Extracted entries -

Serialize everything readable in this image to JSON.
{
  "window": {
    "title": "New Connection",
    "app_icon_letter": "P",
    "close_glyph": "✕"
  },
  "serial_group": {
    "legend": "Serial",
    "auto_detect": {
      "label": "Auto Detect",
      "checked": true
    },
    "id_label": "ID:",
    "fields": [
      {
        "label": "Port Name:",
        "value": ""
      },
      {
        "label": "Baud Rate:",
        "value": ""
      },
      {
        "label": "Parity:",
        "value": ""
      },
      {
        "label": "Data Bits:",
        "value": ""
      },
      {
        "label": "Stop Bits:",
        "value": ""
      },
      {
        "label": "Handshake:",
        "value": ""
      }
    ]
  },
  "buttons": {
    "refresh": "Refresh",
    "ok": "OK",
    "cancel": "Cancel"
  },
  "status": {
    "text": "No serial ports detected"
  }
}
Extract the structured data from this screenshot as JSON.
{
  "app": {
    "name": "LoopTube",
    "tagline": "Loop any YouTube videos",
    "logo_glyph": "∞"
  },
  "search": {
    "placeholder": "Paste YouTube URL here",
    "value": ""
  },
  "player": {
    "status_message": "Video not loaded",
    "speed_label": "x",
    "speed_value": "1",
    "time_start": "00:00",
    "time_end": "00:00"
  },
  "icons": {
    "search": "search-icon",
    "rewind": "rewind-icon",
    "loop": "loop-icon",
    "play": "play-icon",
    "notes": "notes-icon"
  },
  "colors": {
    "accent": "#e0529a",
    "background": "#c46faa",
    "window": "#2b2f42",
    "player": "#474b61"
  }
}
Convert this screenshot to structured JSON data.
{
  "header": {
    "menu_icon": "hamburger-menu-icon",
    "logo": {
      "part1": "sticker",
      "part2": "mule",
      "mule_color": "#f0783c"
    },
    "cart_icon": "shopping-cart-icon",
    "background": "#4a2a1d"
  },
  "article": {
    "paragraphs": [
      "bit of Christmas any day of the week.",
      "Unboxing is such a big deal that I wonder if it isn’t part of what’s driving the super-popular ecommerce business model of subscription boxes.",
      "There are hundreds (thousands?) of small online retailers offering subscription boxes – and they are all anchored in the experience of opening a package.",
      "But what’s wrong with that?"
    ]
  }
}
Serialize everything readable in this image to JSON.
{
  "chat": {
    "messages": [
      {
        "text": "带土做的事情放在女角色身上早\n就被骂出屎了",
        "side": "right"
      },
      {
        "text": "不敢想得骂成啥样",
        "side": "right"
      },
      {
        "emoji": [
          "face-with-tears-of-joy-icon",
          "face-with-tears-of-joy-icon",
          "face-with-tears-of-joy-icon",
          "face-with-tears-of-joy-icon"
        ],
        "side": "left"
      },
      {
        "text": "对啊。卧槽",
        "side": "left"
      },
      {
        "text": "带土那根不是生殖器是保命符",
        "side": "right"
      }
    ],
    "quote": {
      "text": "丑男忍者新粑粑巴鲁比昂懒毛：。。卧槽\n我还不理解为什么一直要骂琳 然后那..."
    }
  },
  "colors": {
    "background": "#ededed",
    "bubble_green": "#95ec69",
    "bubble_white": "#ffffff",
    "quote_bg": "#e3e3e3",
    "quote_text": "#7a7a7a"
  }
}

Task requirements -
Repeat exactly, and only, the lines of the records above, starting with the line that contains "Convert this screenshot" and ending with the final line, both included.

Solution -
Convert this screenshot to structured JSON data.
{
  "header": {
    "menu_icon": "hamburger-menu-icon",
    "logo": {
      "part1": "sticker",
      "part2": "mule",
      "mule_color": "#f0783c"
    },
    "cart_icon": "shopping-cart-icon",
    "background": "#4a2a1d"
  },
  "article": {
    "paragraphs": [
      "bit of Christmas any day of the week.",
      "Unboxing is such a big deal that I wonder if it isn’t part of what’s driving the super-popular ecommerce business model of subscription boxes.",
      "There are hundreds (thousands?) of small online retailers offering subscription boxes – and they are all anchored in the experience of opening a package.",
      "But what’s wrong with that?"
    ]
  }
}
Serialize everything readable in this image to JSON.
{
  "chat": {
    "messages": [
      {
        "text": "带土做的事情放在女角色身上早\n就被骂出屎了",
        "side": "right"
      },
      {
        "text": "不敢想得骂成啥样",
        "side": "right"
      },
      {
        "emoji": [
          "face-with-tears-of-joy-icon",
          "face-with-tears-of-joy-icon",
          "face-with-tears-of-joy-icon",
          "face-with-tears-of-joy-icon"
        ],
        "side": "left"
      },
      {
        "text": "对啊。卧槽",
        "side": "left"
      },
      {
        "text": "带土那根不是生殖器是保命符",
        "side": "right"
      }
    ],
    "quote": {
      "text": "丑男忍者新粑粑巴鲁比昂懒毛：。。卧槽\n我还不理解为什么一直要骂琳 然后那..."
    }
  },
  "colors": {
    "background": "#ededed",
    "bubble_green": "#95ec69",
    "bubble_white": "#ffffff",
    "quote_bg": "#e3e3e3",
    "quote_text": "#7a7a7a"
  }
}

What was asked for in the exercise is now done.